:: Action item ::
Find the lines below in which the string "diesen" occurs. Copy each one.
+++
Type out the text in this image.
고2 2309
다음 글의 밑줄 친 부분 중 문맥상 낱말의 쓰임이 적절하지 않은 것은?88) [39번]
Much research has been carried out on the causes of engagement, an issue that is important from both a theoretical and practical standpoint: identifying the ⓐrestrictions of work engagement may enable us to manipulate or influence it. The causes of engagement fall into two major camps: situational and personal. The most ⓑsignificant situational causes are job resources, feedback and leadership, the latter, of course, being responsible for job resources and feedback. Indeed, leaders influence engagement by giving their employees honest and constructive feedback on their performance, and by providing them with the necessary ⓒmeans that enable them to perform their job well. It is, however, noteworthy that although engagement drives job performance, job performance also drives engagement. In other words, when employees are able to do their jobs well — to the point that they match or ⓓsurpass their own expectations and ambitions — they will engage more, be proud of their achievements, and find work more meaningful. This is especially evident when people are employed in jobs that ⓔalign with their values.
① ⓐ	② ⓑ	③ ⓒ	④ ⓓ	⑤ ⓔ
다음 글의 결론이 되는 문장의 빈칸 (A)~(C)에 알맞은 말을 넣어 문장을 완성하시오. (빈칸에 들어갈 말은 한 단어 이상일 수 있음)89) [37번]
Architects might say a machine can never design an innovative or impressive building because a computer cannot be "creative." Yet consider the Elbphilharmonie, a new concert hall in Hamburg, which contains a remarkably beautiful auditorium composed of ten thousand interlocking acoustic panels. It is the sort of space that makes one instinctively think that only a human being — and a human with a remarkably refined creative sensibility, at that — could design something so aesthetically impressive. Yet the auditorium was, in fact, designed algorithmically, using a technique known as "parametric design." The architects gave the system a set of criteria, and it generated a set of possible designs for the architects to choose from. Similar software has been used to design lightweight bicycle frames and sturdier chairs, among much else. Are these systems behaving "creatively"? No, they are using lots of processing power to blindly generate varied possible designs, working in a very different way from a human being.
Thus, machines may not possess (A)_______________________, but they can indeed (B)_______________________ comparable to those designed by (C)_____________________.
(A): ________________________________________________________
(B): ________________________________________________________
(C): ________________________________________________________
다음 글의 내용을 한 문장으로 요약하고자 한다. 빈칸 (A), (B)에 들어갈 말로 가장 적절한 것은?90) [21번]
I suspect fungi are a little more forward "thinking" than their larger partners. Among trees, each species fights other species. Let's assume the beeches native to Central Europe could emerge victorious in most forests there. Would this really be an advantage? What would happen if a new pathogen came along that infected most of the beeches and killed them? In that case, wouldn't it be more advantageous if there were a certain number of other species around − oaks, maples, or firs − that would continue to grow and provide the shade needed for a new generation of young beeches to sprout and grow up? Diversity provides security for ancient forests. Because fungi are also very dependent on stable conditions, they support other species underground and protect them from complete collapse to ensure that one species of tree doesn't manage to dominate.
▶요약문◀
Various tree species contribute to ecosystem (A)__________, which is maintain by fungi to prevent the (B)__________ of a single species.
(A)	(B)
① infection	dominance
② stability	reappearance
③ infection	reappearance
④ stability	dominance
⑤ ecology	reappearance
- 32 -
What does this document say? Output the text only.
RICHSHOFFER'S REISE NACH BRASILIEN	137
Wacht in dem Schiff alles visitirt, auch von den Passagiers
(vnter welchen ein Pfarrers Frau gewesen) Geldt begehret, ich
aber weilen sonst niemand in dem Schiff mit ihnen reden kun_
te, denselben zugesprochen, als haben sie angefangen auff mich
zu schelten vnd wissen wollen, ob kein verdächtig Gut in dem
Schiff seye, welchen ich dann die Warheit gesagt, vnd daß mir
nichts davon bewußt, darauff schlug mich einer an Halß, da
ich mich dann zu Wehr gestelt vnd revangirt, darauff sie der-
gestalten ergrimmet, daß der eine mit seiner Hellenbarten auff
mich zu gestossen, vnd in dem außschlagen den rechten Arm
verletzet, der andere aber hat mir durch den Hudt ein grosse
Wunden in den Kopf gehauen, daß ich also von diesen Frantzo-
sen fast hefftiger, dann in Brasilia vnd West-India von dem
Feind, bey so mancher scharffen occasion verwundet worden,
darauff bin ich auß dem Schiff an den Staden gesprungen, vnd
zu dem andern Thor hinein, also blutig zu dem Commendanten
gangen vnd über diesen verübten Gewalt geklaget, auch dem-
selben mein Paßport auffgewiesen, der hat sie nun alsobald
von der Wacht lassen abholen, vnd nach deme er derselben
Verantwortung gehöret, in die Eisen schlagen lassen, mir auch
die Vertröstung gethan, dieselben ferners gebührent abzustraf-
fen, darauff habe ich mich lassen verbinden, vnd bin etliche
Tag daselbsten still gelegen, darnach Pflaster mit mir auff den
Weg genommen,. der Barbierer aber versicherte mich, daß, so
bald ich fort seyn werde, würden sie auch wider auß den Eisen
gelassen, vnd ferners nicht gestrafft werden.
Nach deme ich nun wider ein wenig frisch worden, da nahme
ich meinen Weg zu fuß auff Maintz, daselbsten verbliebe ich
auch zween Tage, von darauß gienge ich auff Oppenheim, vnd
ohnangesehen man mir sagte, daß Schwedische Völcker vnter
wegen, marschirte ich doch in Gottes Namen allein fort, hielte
+++
:: Response to this exercise ::
Wunden in den Kopf gehauen, daß ich also von diesen Frantzo-
gangen vnd über diesen verübten Gewalt geklaget, auch dem-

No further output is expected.